--- Data section ---
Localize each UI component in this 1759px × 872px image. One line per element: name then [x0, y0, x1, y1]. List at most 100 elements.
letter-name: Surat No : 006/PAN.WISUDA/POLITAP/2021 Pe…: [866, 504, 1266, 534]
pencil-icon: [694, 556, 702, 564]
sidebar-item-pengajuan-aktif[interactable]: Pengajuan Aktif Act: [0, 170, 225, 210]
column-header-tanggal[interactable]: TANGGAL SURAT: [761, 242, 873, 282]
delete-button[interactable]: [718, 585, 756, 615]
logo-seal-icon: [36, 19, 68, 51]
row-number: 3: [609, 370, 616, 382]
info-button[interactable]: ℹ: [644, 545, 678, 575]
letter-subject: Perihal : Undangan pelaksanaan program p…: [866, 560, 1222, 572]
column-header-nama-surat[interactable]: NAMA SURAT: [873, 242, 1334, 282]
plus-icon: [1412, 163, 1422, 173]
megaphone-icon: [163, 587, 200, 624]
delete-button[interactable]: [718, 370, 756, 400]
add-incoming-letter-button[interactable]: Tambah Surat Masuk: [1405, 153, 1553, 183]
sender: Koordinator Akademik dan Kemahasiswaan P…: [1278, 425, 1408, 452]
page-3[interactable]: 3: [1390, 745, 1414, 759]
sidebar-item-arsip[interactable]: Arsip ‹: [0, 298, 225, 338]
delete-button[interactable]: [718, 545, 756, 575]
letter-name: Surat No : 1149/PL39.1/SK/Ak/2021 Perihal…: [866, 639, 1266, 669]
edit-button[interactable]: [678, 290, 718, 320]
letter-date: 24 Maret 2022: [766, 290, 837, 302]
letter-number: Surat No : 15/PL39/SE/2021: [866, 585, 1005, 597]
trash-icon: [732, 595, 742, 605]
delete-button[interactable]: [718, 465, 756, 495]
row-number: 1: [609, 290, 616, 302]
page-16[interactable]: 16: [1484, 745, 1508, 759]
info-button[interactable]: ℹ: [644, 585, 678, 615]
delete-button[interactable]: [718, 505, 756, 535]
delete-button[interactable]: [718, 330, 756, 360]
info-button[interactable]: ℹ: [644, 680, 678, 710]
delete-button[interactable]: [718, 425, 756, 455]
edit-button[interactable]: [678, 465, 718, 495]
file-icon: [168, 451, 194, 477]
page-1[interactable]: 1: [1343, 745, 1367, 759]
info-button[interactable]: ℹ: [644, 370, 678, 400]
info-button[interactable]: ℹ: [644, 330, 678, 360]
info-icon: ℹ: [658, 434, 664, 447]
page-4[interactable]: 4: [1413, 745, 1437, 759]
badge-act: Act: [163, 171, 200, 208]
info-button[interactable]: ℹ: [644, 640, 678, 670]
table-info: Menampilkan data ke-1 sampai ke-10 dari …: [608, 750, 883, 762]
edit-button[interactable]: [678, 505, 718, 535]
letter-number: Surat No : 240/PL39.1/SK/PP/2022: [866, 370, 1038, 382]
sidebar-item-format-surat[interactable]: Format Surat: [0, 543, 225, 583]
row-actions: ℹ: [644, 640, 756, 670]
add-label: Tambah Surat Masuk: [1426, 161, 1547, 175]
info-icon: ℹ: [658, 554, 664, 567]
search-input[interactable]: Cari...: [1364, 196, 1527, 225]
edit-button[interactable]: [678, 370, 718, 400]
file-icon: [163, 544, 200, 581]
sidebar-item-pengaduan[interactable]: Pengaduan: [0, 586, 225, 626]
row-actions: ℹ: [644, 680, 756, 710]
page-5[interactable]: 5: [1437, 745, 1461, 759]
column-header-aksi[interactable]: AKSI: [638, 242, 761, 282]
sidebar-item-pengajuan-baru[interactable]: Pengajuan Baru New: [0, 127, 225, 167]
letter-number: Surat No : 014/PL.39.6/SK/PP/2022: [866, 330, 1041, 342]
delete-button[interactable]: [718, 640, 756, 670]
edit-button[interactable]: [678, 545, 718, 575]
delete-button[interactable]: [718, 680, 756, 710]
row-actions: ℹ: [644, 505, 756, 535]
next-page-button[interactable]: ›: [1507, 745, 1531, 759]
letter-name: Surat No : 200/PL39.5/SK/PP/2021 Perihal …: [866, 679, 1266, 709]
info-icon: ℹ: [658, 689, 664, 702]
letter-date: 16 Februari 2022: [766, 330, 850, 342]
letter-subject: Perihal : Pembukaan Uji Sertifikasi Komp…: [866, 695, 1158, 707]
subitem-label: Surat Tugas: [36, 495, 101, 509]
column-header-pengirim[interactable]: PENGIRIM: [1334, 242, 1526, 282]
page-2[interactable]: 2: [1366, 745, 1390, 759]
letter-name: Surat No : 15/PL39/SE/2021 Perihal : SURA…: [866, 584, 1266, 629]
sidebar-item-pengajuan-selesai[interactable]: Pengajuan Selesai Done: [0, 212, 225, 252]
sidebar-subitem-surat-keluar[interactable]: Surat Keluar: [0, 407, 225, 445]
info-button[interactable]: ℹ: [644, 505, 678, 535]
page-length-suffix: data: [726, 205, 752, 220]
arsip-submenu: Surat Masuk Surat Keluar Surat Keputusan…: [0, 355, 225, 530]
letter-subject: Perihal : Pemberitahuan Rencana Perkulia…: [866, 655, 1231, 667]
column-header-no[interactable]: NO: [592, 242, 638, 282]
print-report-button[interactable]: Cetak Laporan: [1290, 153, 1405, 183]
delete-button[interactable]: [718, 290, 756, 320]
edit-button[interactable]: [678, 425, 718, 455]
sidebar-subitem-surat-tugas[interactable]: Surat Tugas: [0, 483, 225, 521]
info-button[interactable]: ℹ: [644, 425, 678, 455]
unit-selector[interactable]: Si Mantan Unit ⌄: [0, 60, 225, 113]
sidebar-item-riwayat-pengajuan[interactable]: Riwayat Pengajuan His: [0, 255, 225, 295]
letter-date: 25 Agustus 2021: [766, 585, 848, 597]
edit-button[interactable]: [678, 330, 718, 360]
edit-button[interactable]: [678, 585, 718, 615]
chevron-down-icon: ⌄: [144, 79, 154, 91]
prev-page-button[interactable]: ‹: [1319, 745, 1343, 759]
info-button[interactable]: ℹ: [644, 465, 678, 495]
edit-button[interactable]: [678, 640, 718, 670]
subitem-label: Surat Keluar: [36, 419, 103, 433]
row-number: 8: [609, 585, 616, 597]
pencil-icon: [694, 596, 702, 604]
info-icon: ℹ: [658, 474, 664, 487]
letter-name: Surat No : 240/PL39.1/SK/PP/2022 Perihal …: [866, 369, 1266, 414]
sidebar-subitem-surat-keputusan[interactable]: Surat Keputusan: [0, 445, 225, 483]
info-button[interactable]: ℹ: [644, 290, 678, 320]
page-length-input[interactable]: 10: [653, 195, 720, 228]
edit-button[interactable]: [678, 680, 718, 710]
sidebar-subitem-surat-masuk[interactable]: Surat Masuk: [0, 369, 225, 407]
---
Work required ▸
Please repeat every item above, reproducing each line without any change.

Expected output ▸
Localize each UI component in this 1759px × 872px image. One line per element: name then [x0, y0, x1, y1]. List at most 100 elements.
letter-name: Surat No : 006/PAN.WISUDA/POLITAP/2021 Pe…: [866, 504, 1266, 534]
pencil-icon: [694, 556, 702, 564]
sidebar-item-pengajuan-aktif[interactable]: Pengajuan Aktif Act: [0, 170, 225, 210]
column-header-tanggal[interactable]: TANGGAL SURAT: [761, 242, 873, 282]
delete-button[interactable]: [718, 585, 756, 615]
logo-seal-icon: [36, 19, 68, 51]
row-number: 3: [609, 370, 616, 382]
info-button[interactable]: ℹ: [644, 545, 678, 575]
letter-subject: Perihal : Undangan pelaksanaan program p…: [866, 560, 1222, 572]
column-header-nama-surat[interactable]: NAMA SURAT: [873, 242, 1334, 282]
plus-icon: [1412, 163, 1422, 173]
megaphone-icon: [163, 587, 200, 624]
delete-button[interactable]: [718, 370, 756, 400]
add-incoming-letter-button[interactable]: Tambah Surat Masuk: [1405, 153, 1553, 183]
sender: Koordinator Akademik dan Kemahasiswaan P…: [1278, 425, 1408, 452]
page-3[interactable]: 3: [1390, 745, 1414, 759]
sidebar-item-arsip[interactable]: Arsip ‹: [0, 298, 225, 338]
delete-button[interactable]: [718, 545, 756, 575]
letter-name: Surat No : 1149/PL39.1/SK/Ak/2021 Perihal…: [866, 639, 1266, 669]
edit-button[interactable]: [678, 290, 718, 320]
letter-date: 24 Maret 2022: [766, 290, 837, 302]
letter-number: Surat No : 15/PL39/SE/2021: [866, 585, 1005, 597]
trash-icon: [732, 595, 742, 605]
delete-button[interactable]: [718, 465, 756, 495]
row-number: 1: [609, 290, 616, 302]
page-16[interactable]: 16: [1484, 745, 1508, 759]
info-button[interactable]: ℹ: [644, 585, 678, 615]
delete-button[interactable]: [718, 505, 756, 535]
delete-button[interactable]: [718, 330, 756, 360]
info-button[interactable]: ℹ: [644, 680, 678, 710]
delete-button[interactable]: [718, 425, 756, 455]
edit-button[interactable]: [678, 465, 718, 495]
file-icon: [168, 451, 194, 477]
page-1[interactable]: 1: [1343, 745, 1367, 759]
info-button[interactable]: ℹ: [644, 370, 678, 400]
info-button[interactable]: ℹ: [644, 330, 678, 360]
info-icon: ℹ: [658, 434, 664, 447]
page-4[interactable]: 4: [1413, 745, 1437, 759]
badge-act: Act: [163, 171, 200, 208]
info-button[interactable]: ℹ: [644, 640, 678, 670]
table-info: Menampilkan data ke-1 sampai ke-10 dari …: [608, 750, 883, 762]
edit-button[interactable]: [678, 505, 718, 535]
letter-number: Surat No : 240/PL39.1/SK/PP/2022: [866, 370, 1038, 382]
sidebar-item-format-surat[interactable]: Format Surat: [0, 543, 225, 583]
row-actions: ℹ: [644, 640, 756, 670]
add-label: Tambah Surat Masuk: [1426, 161, 1547, 175]
info-icon: ℹ: [658, 554, 664, 567]
search-input[interactable]: Cari...: [1364, 196, 1527, 225]
edit-button[interactable]: [678, 370, 718, 400]
file-icon: [163, 544, 200, 581]
sidebar-item-pengaduan[interactable]: Pengaduan: [0, 586, 225, 626]
row-actions: ℹ: [644, 680, 756, 710]
page-5[interactable]: 5: [1437, 745, 1461, 759]
column-header-aksi[interactable]: AKSI: [638, 242, 761, 282]
sidebar-item-pengajuan-baru[interactable]: Pengajuan Baru New: [0, 127, 225, 167]
letter-number: Surat No : 014/PL.39.6/SK/PP/2022: [866, 330, 1041, 342]
delete-button[interactable]: [718, 640, 756, 670]
edit-button[interactable]: [678, 545, 718, 575]
delete-button[interactable]: [718, 680, 756, 710]
row-actions: ℹ: [644, 505, 756, 535]
next-page-button[interactable]: ›: [1507, 745, 1531, 759]
letter-name: Surat No : 200/PL39.5/SK/PP/2021 Perihal …: [866, 679, 1266, 709]
info-icon: ℹ: [658, 689, 664, 702]
letter-date: 16 Februari 2022: [766, 330, 850, 342]
letter-subject: Perihal : Pembukaan Uji Sertifikasi Komp…: [866, 695, 1158, 707]
subitem-label: Surat Tugas: [36, 495, 101, 509]
column-header-pengirim[interactable]: PENGIRIM: [1334, 242, 1526, 282]
page-2[interactable]: 2: [1366, 745, 1390, 759]
letter-name: Surat No : 15/PL39/SE/2021 Perihal : SURA…: [866, 584, 1266, 629]
sidebar-item-pengajuan-selesai[interactable]: Pengajuan Selesai Done: [0, 212, 225, 252]
sidebar-subitem-surat-keluar[interactable]: Surat Keluar: [0, 407, 225, 445]
info-button[interactable]: ℹ: [644, 505, 678, 535]
page-length-suffix: data: [726, 205, 752, 220]
arsip-submenu: Surat Masuk Surat Keluar Surat Keputusan…: [0, 355, 225, 530]
letter-subject: Perihal : Pemberitahuan Rencana Perkulia…: [866, 655, 1231, 667]
column-header-no[interactable]: NO: [592, 242, 638, 282]
print-report-button[interactable]: Cetak Laporan: [1290, 153, 1405, 183]
delete-button[interactable]: [718, 290, 756, 320]
edit-button[interactable]: [678, 425, 718, 455]
sidebar-subitem-surat-tugas[interactable]: Surat Tugas: [0, 483, 225, 521]
info-button[interactable]: ℹ: [644, 425, 678, 455]
unit-selector[interactable]: Si Mantan Unit ⌄: [0, 60, 225, 113]
sidebar-item-riwayat-pengajuan[interactable]: Riwayat Pengajuan His: [0, 255, 225, 295]
letter-date: 25 Agustus 2021: [766, 585, 848, 597]
edit-button[interactable]: [678, 330, 718, 360]
edit-button[interactable]: [678, 585, 718, 615]
chevron-down-icon: ⌄: [144, 79, 154, 91]
prev-page-button[interactable]: ‹: [1319, 745, 1343, 759]
info-button[interactable]: ℹ: [644, 465, 678, 495]
edit-button[interactable]: [678, 640, 718, 670]
subitem-label: Surat Keluar: [36, 419, 103, 433]
row-number: 8: [609, 585, 616, 597]
pencil-icon: [694, 596, 702, 604]
info-icon: ℹ: [658, 474, 664, 487]
letter-name: Surat No : 240/PL39.1/SK/PP/2022 Perihal …: [866, 369, 1266, 414]
sidebar-subitem-surat-keputusan[interactable]: Surat Keputusan: [0, 445, 225, 483]
info-button[interactable]: ℹ: [644, 290, 678, 320]
page-length-input[interactable]: 10: [653, 195, 720, 228]
edit-button[interactable]: [678, 680, 718, 710]
sidebar-subitem-surat-masuk[interactable]: Surat Masuk: [0, 369, 225, 407]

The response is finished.